Extracted records
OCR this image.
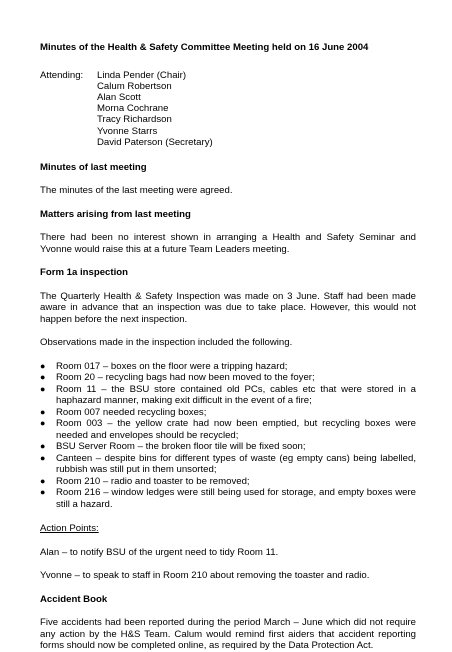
Minutes of the Health & Safety Committee Meeting held on 16 June 2004
Attending:	Linda Pender (Chair)
Calum Robertson
Alan Scott
Morna Cochrane
Tracy Richardson
Yvonne Starrs
David Paterson (Secretary)
Minutes of last meeting

The minutes of the last meeting were agreed.

Matters arising from last meeting

There had been no interest shown in arranging a Health and Safety Seminar and Yvonne would raise this at a future Team Leaders meeting.

Form 1a inspection

The Quarterly Health & Safety Inspection was made on 3 June. Staff had been made aware in advance that an inspection was due to take place. However, this would not happen before the next inspection.

Observations made in the inspection included the following.

●	Room 017 – boxes on the floor were a tripping hazard;
●	Room 20 – recycling bags had now been moved to the foyer;
●	Room 11 – the BSU store contained old PCs, cables etc that were stored in a haphazard manner, making exit difficult in the event of a fire;
●	Room 007 needed recycling boxes;
●	Room 003 – the yellow crate had now been emptied, but recycling boxes were needed and envelopes should be recycled;
●	BSU Server Room – the broken floor tile will be fixed soon;
●	Canteen – despite bins for different types of waste (eg empty cans) being labelled, rubbish was still put in them unsorted;
●	Room 210 – radio and toaster to be removed;
●	Room 216 – window ledges were still being used for storage, and empty boxes were still a hazard.
Action Points:

Alan – to notify BSU of the urgent need to tidy Room 11.

Yvonne – to speak to staff in Room 210 about removing the toaster and radio.

Accident Book

Five accidents had been reported during the period March – June which did not require any action by the H&S Team. Calum would remind first aiders that accident reporting forms should now be completed online, as required by the Data Protection Act.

**Task to carry out:** Lines from the records above that hold "Alan" are the ones to list.

**Correct output:**
Alan Scott
Alan – to notify BSU of the urgent need to tidy Room 11.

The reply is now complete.